#### [DATA SUPPLIED]
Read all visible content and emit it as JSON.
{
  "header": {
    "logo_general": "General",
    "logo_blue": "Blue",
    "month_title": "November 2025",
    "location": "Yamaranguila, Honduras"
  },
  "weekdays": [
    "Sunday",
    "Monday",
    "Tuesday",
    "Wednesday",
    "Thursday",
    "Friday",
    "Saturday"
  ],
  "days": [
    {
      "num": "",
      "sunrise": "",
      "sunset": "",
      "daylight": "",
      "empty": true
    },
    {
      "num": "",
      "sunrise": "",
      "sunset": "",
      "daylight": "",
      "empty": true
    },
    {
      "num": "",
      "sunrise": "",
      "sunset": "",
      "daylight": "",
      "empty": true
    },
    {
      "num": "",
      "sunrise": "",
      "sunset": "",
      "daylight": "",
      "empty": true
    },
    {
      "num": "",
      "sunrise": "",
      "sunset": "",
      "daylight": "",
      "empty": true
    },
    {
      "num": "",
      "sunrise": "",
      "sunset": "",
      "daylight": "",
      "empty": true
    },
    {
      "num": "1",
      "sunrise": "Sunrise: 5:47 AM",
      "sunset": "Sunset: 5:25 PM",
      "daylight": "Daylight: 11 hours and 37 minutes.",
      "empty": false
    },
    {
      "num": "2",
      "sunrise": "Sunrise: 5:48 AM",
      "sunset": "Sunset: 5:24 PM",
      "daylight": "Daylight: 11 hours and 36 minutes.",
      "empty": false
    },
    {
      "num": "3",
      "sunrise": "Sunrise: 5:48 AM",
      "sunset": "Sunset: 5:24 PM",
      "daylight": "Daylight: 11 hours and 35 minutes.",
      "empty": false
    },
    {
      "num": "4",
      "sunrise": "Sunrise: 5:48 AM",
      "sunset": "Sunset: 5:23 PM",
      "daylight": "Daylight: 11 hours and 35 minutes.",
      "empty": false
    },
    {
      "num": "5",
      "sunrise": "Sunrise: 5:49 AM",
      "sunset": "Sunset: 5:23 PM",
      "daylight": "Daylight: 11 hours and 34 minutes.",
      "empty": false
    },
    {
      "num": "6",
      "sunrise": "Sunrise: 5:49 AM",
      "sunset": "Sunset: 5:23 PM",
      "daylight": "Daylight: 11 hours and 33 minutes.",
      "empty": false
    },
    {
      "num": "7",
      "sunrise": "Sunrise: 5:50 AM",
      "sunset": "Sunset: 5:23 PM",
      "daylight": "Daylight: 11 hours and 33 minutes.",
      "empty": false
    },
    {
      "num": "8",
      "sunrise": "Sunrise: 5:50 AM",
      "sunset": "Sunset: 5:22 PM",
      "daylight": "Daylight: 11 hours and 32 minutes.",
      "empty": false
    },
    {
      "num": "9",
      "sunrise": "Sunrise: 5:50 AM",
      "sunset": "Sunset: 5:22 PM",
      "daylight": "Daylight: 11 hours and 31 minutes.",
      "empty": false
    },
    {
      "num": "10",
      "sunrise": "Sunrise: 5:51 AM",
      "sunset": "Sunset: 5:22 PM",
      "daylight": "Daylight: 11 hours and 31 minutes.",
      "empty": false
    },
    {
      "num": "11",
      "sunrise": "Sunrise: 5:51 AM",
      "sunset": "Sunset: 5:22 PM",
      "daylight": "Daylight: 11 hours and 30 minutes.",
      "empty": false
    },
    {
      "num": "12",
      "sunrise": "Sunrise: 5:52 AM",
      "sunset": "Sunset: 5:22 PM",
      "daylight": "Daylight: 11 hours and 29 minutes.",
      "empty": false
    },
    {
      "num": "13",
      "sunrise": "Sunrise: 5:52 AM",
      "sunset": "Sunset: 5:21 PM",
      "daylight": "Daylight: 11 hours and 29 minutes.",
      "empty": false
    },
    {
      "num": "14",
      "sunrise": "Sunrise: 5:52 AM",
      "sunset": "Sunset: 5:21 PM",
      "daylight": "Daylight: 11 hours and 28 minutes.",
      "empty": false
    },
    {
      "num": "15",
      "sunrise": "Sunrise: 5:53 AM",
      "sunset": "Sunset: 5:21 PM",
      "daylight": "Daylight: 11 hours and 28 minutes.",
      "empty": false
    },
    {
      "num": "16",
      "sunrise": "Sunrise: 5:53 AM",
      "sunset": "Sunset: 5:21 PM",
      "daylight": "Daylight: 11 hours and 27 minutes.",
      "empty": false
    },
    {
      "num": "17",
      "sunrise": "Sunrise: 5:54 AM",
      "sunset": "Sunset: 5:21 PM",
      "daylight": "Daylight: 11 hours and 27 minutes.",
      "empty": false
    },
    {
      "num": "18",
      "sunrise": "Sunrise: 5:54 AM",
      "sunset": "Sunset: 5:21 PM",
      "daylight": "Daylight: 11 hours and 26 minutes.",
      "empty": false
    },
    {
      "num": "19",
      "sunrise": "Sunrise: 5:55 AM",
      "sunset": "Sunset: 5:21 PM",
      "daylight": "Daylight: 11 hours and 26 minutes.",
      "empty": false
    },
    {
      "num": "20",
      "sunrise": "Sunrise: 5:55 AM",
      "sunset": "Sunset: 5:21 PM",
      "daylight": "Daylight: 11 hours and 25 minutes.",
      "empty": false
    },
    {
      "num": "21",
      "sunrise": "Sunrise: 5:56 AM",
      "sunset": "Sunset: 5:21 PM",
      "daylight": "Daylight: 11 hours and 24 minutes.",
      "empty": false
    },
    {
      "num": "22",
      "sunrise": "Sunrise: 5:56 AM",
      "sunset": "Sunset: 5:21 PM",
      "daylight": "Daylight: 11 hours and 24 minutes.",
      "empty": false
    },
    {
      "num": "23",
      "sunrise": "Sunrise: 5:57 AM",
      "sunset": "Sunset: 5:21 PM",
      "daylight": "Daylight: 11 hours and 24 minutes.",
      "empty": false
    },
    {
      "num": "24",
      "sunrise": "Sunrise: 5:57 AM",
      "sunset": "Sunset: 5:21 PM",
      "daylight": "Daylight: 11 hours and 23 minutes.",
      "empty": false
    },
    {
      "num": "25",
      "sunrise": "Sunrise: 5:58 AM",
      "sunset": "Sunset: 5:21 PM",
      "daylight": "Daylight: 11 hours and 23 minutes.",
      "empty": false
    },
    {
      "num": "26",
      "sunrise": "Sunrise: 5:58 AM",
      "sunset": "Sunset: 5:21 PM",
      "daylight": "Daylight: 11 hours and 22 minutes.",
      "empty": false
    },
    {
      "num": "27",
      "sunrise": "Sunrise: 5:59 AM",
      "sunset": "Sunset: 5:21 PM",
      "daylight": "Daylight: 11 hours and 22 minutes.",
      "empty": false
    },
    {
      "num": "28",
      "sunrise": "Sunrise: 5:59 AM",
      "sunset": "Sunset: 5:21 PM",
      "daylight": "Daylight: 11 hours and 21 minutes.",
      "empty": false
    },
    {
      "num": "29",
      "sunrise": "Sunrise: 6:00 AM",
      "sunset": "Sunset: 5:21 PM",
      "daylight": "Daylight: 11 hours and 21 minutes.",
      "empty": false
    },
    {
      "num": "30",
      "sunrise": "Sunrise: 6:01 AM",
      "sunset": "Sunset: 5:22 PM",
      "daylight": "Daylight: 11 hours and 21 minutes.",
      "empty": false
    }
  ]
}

#### [SHORT EXERCISE]
Write the whole listing out again. Keep every line exactly as it is.

#### [OUTPUT BELOW]
Read all visible content and emit it as JSON.
{
  "header": {
    "logo_general": "General",
    "logo_blue": "Blue",
    "month_title": "November 2025",
    "location": "Yamaranguila, Honduras"
  },
  "weekdays": [
    "Sunday",
    "Monday",
    "Tuesday",
    "Wednesday",
    "Thursday",
    "Friday",
    "Saturday"
  ],
  "days": [
    {
      "num": "",
      "sunrise": "",
      "sunset": "",
      "daylight": "",
      "empty": true
    },
    {
      "num": "",
      "sunrise": "",
      "sunset": "",
      "daylight": "",
      "empty": true
    },
    {
      "num": "",
      "sunrise": "",
      "sunset": "",
      "daylight": "",
      "empty": true
    },
    {
      "num": "",
      "sunrise": "",
      "sunset": "",
      "daylight": "",
      "empty": true
    },
    {
      "num": "",
      "sunrise": "",
      "sunset": "",
      "daylight": "",
      "empty": true
    },
    {
      "num": "",
      "sunrise": "",
      "sunset": "",
      "daylight": "",
      "empty": true
    },
    {
      "num": "1",
      "sunrise": "Sunrise: 5:47 AM",
      "sunset": "Sunset: 5:25 PM",
      "daylight": "Daylight: 11 hours and 37 minutes.",
      "empty": false
    },
    {
      "num": "2",
      "sunrise": "Sunrise: 5:48 AM",
      "sunset": "Sunset: 5:24 PM",
      "daylight": "Daylight: 11 hours and 36 minutes.",
      "empty": false
    },
    {
      "num": "3",
      "sunrise": "Sunrise: 5:48 AM",
      "sunset": "Sunset: 5:24 PM",
      "daylight": "Daylight: 11 hours and 35 minutes.",
      "empty": false
    },
    {
      "num": "4",
      "sunrise": "Sunrise: 5:48 AM",
      "sunset": "Sunset: 5:23 PM",
      "daylight": "Daylight: 11 hours and 35 minutes.",
      "empty": false
    },
    {
      "num": "5",
      "sunrise": "Sunrise: 5:49 AM",
      "sunset": "Sunset: 5:23 PM",
      "daylight": "Daylight: 11 hours and 34 minutes.",
      "empty": false
    },
    {
      "num": "6",
      "sunrise": "Sunrise: 5:49 AM",
      "sunset": "Sunset: 5:23 PM",
      "daylight": "Daylight: 11 hours and 33 minutes.",
      "empty": false
    },
    {
      "num": "7",
      "sunrise": "Sunrise: 5:50 AM",
      "sunset": "Sunset: 5:23 PM",
      "daylight": "Daylight: 11 hours and 33 minutes.",
      "empty": false
    },
    {
      "num": "8",
      "sunrise": "Sunrise: 5:50 AM",
      "sunset": "Sunset: 5:22 PM",
      "daylight": "Daylight: 11 hours and 32 minutes.",
      "empty": false
    },
    {
      "num": "9",
      "sunrise": "Sunrise: 5:50 AM",
      "sunset": "Sunset: 5:22 PM",
      "daylight": "Daylight: 11 hours and 31 minutes.",
      "empty": false
    },
    {
      "num": "10",
      "sunrise": "Sunrise: 5:51 AM",
      "sunset": "Sunset: 5:22 PM",
      "daylight": "Daylight: 11 hours and 31 minutes.",
      "empty": false
    },
    {
      "num": "11",
      "sunrise": "Sunrise: 5:51 AM",
      "sunset": "Sunset: 5:22 PM",
      "daylight": "Daylight: 11 hours and 30 minutes.",
      "empty": false
    },
    {
      "num": "12",
      "sunrise": "Sunrise: 5:52 AM",
      "sunset": "Sunset: 5:22 PM",
      "daylight": "Daylight: 11 hours and 29 minutes.",
      "empty": false
    },
    {
      "num": "13",
      "sunrise": "Sunrise: 5:52 AM",
      "sunset": "Sunset: 5:21 PM",
      "daylight": "Daylight: 11 hours and 29 minutes.",
      "empty": false
    },
    {
      "num": "14",
      "sunrise": "Sunrise: 5:52 AM",
      "sunset": "Sunset: 5:21 PM",
      "daylight": "Daylight: 11 hours and 28 minutes.",
      "empty": false
    },
    {
      "num": "15",
      "sunrise": "Sunrise: 5:53 AM",
      "sunset": "Sunset: 5:21 PM",
      "daylight": "Daylight: 11 hours and 28 minutes.",
      "empty": false
    },
    {
      "num": "16",
      "sunrise": "Sunrise: 5:53 AM",
      "sunset": "Sunset: 5:21 PM",
      "daylight": "Daylight: 11 hours and 27 minutes.",
      "empty": false
    },
    {
      "num": "17",
      "sunrise": "Sunrise: 5:54 AM",
      "sunset": "Sunset: 5:21 PM",
      "daylight": "Daylight: 11 hours and 27 minutes.",
      "empty": false
    },
    {
      "num": "18",
      "sunrise": "Sunrise: 5:54 AM",
      "sunset": "Sunset: 5:21 PM",
      "daylight": "Daylight: 11 hours and 26 minutes.",
      "empty": false
    },
    {
      "num": "19",
      "sunrise": "Sunrise: 5:55 AM",
      "sunset": "Sunset: 5:21 PM",
      "daylight": "Daylight: 11 hours and 26 minutes.",
      "empty": false
    },
    {
      "num": "20",
      "sunrise": "Sunrise: 5:55 AM",
      "sunset": "Sunset: 5:21 PM",
      "daylight": "Daylight: 11 hours and 25 minutes.",
      "empty": false
    },
    {
      "num": "21",
      "sunrise": "Sunrise: 5:56 AM",
      "sunset": "Sunset: 5:21 PM",
      "daylight": "Daylight: 11 hours and 24 minutes.",
      "empty": false
    },
    {
      "num": "22",
      "sunrise": "Sunrise: 5:56 AM",
      "sunset": "Sunset: 5:21 PM",
      "daylight": "Daylight: 11 hours and 24 minutes.",
      "empty": false
    },
    {
      "num": "23",
      "sunrise": "Sunrise: 5:57 AM",
      "sunset": "Sunset: 5:21 PM",
      "daylight": "Daylight: 11 hours and 24 minutes.",
      "empty": false
    },
    {
      "num": "24",
      "sunrise": "Sunrise: 5:57 AM",
      "sunset": "Sunset: 5:21 PM",
      "daylight": "Daylight: 11 hours and 23 minutes.",
      "empty": false
    },
    {
      "num": "25",
      "sunrise": "Sunrise: 5:58 AM",
      "sunset": "Sunset: 5:21 PM",
      "daylight": "Daylight: 11 hours and 23 minutes.",
      "empty": false
    },
    {
      "num": "26",
      "sunrise": "Sunrise: 5:58 AM",
      "sunset": "Sunset: 5:21 PM",
      "daylight": "Daylight: 11 hours and 22 minutes.",
      "empty": false
    },
    {
      "num": "27",
      "sunrise": "Sunrise: 5:59 AM",
      "sunset": "Sunset: 5:21 PM",
      "daylight": "Daylight: 11 hours and 22 minutes.",
      "empty": false
    },
    {
      "num": "28",
      "sunrise": "Sunrise: 5:59 AM",
      "sunset": "Sunset: 5:21 PM",
      "daylight": "Daylight: 11 hours and 21 minutes.",
      "empty": false
    },
    {
      "num": "29",
      "sunrise": "Sunrise: 6:00 AM",
      "sunset": "Sunset: 5:21 PM",
      "daylight": "Daylight: 11 hours and 21 minutes.",
      "empty": false
    },
    {
      "num": "30",
      "sunrise": "Sunrise: 6:01 AM",
      "sunset": "Sunset: 5:22 PM",
      "daylight": "Daylight: 11 hours and 21 minutes.",
      "empty": false
    }
  ]
}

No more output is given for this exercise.